## TASK STATEMENT
Which lines contain the string "frac"? Please list every one of them.
━━━━
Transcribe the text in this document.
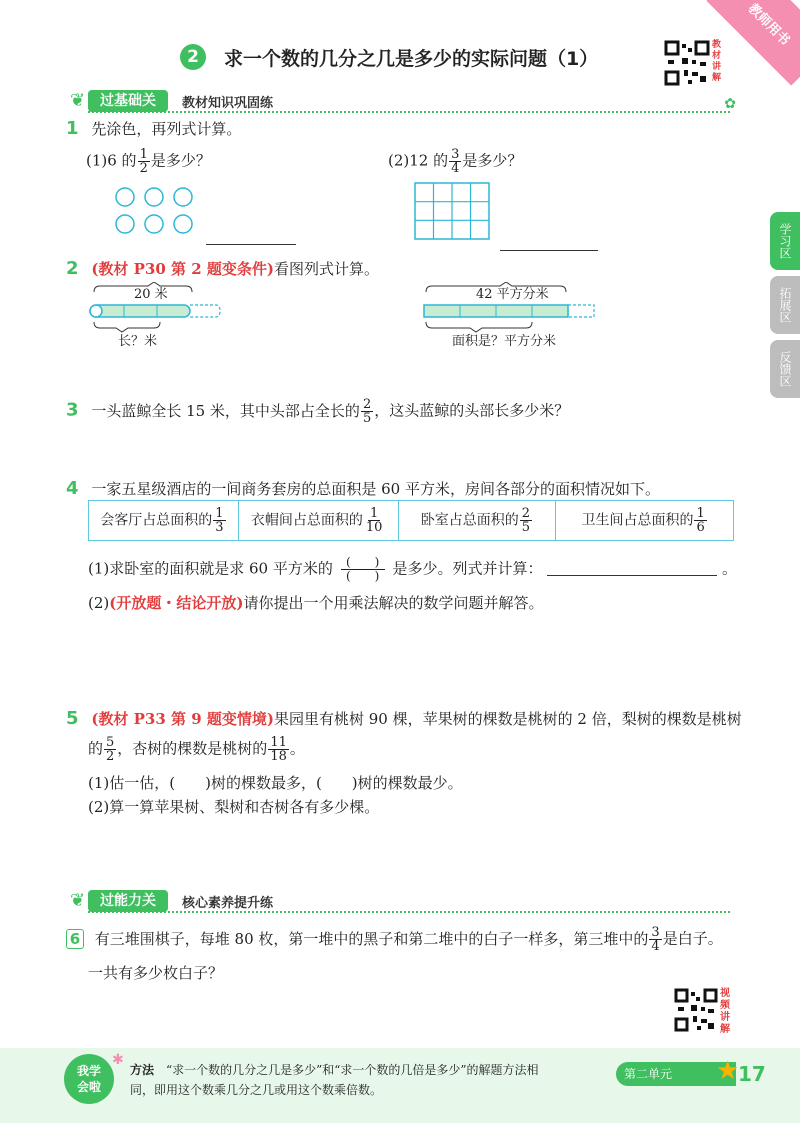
教师用书
2	求一个数的几分之几是多少的实际问题（1）
教
材
讲
解
❦	过基础关	教材知识巩固练	✿
学习区
拓展区
反馈区
1 先涂色，再列式计算。
(1)6 的 $\frac{1}{2}$ 是多少？	(2)12 的 $\frac{3}{4}$ 是多少？
2 (教材 P30 第 2 题变条件)看图列式计算。
20 米
长？米
42 平方分米
面积是？平方分米
3 一头蓝鲸全长 15 米，其中头部占全长的 $\frac{2}{5}$ ，这头蓝鲸的头部长多少米？
4 一家五星级酒店的一间商务套房的总面积是 60 平方米，房间各部分的面积情况如下。
会客厅占总面积的 $\frac{1}{3}$	衣帽间占总面积的 $\frac{1}{10}$	卧室占总面积的 $\frac{2}{5}$	卫生间占总面积的 $\frac{1}{6}$
(1)求卧室的面积就是求 60 平方米的	(　　)
(　　) 是多少。列式并计算：	。
(2)(开放题・结论开放)请你提出一个用乘法解决的数学问题并解答。
5 (教材 P33 第 9 题变情境)果园里有桃树 90 棵，苹果树的棵数是桃树的 2 倍，梨树的棵数是桃树
的 $\frac{5}{2}$ ，杏树的棵数是桃树的 $\frac{11}{18}$ 。
(1)估一估，(　　)树的棵数最多，(　　)树的棵数最少。
(2)算一算苹果树、梨树和杏树各有多少棵。
❦	过能力关	核心素养提升练
6 有三堆围棋子，每堆 80 枚，第一堆中的黑子和第二堆中的白子一样多，第三堆中的 $\frac{3}{4}$ 是白子。
一共有多少枚白子？
视
频
讲
解
我学
会啦
✱
方法 “求一个数的几分之几是多少”和“求一个数的几倍是多少”的解题方法相
同，即用这个数乘几分之几或用这个数乘倍数。
第二单元	★
17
━━━━
## RIGHT ANSWER
(1)6 的 $\frac{1}{2}$ 是多少？	(2)12 的 $\frac{3}{4}$ 是多少？
3 一头蓝鲸全长 15 米，其中头部占全长的 $\frac{2}{5}$ ，这头蓝鲸的头部长多少米？
会客厅占总面积的 $\frac{1}{3}$	衣帽间占总面积的 $\frac{1}{10}$	卧室占总面积的 $\frac{2}{5}$	卫生间占总面积的 $\frac{1}{6}$
的 $\frac{5}{2}$ ，杏树的棵数是桃树的 $\frac{11}{18}$ 。
6 有三堆围棋子，每堆 80 枚，第一堆中的黑子和第二堆中的白子一样多，第三堆中的 $\frac{3}{4}$ 是白子。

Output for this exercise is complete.